Dataset entries:
★ ★ ★ ★
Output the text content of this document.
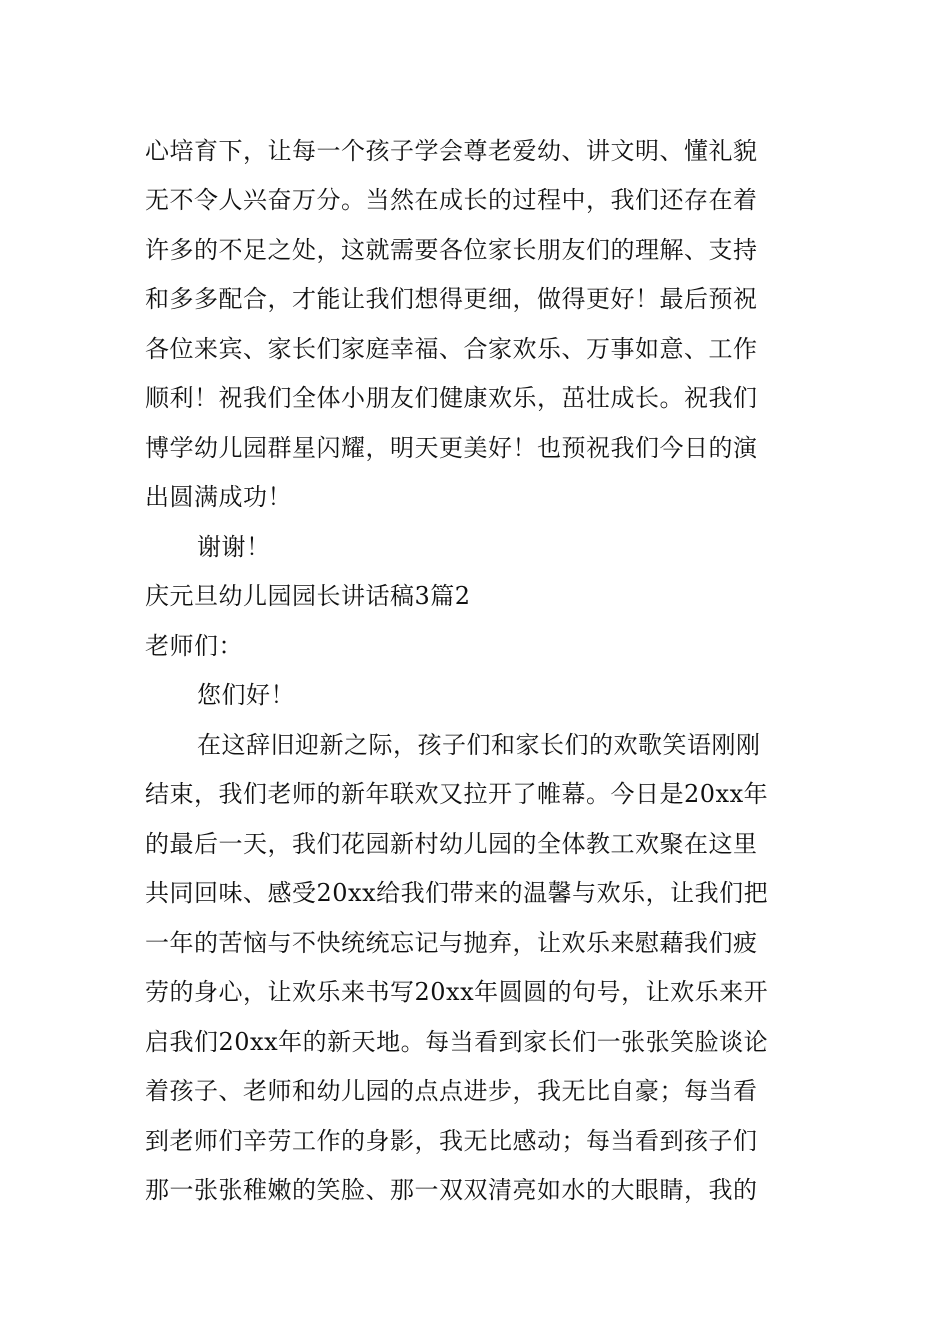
心培育下，让每一个孩子学会尊老爱幼、讲文明、懂礼貌
无不令人兴奋万分。当然在成长的过程中，我们还存在着
许多的不足之处，这就需要各位家长朋友们的理解、支持
和多多配合，才能让我们想得更细，做得更好！最后预祝
各位来宾、家长们家庭幸福、合家欢乐、万事如意、工作
顺利！祝我们全体小朋友们健康欢乐，茁壮成长。祝我们
博学幼儿园群星闪耀，明天更美好！也预祝我们今日的演
出圆满成功！
谢谢！
庆元旦幼儿园园长讲话稿3篇2
老师们：
您们好！
在这辞旧迎新之际，孩子们和家长们的欢歌笑语刚刚
结束，我们老师的新年联欢又拉开了帷幕。今日是20xx年
的最后一天，我们花园新村幼儿园的全体教工欢聚在这里
共同回味、感受20xx给我们带来的温馨与欢乐，让我们把
一年的苦恼与不快统统忘记与抛弃，让欢乐来慰藉我们疲
劳的身心，让欢乐来书写20xx年圆圆的句号，让欢乐来开
启我们20xx年的新天地。每当看到家长们一张张笑脸谈论
着孩子、老师和幼儿园的点点进步，我无比自豪；每当看
到老师们辛劳工作的身影，我无比感动；每当看到孩子们
那一张张稚嫩的笑脸、那一双双清亮如水的大眼睛，我的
★ ★ ★ ★
▶ [Stated goal]:
All entries are to be retyped exactly. Omit any embedded images.

▶ [Task output]:
Output the text content of this document.
心培育下，让每一个孩子学会尊老爱幼、讲文明、懂礼貌
无不令人兴奋万分。当然在成长的过程中，我们还存在着
许多的不足之处，这就需要各位家长朋友们的理解、支持
和多多配合，才能让我们想得更细，做得更好！最后预祝
各位来宾、家长们家庭幸福、合家欢乐、万事如意、工作
顺利！祝我们全体小朋友们健康欢乐，茁壮成长。祝我们
博学幼儿园群星闪耀，明天更美好！也预祝我们今日的演
出圆满成功！
谢谢！
庆元旦幼儿园园长讲话稿3篇2
老师们：
您们好！
在这辞旧迎新之际，孩子们和家长们的欢歌笑语刚刚
结束，我们老师的新年联欢又拉开了帷幕。今日是20xx年
的最后一天，我们花园新村幼儿园的全体教工欢聚在这里
共同回味、感受20xx给我们带来的温馨与欢乐，让我们把
一年的苦恼与不快统统忘记与抛弃，让欢乐来慰藉我们疲
劳的身心，让欢乐来书写20xx年圆圆的句号，让欢乐来开
启我们20xx年的新天地。每当看到家长们一张张笑脸谈论
着孩子、老师和幼儿园的点点进步，我无比自豪；每当看
到老师们辛劳工作的身影，我无比感动；每当看到孩子们
那一张张稚嫩的笑脸、那一双双清亮如水的大眼睛，我的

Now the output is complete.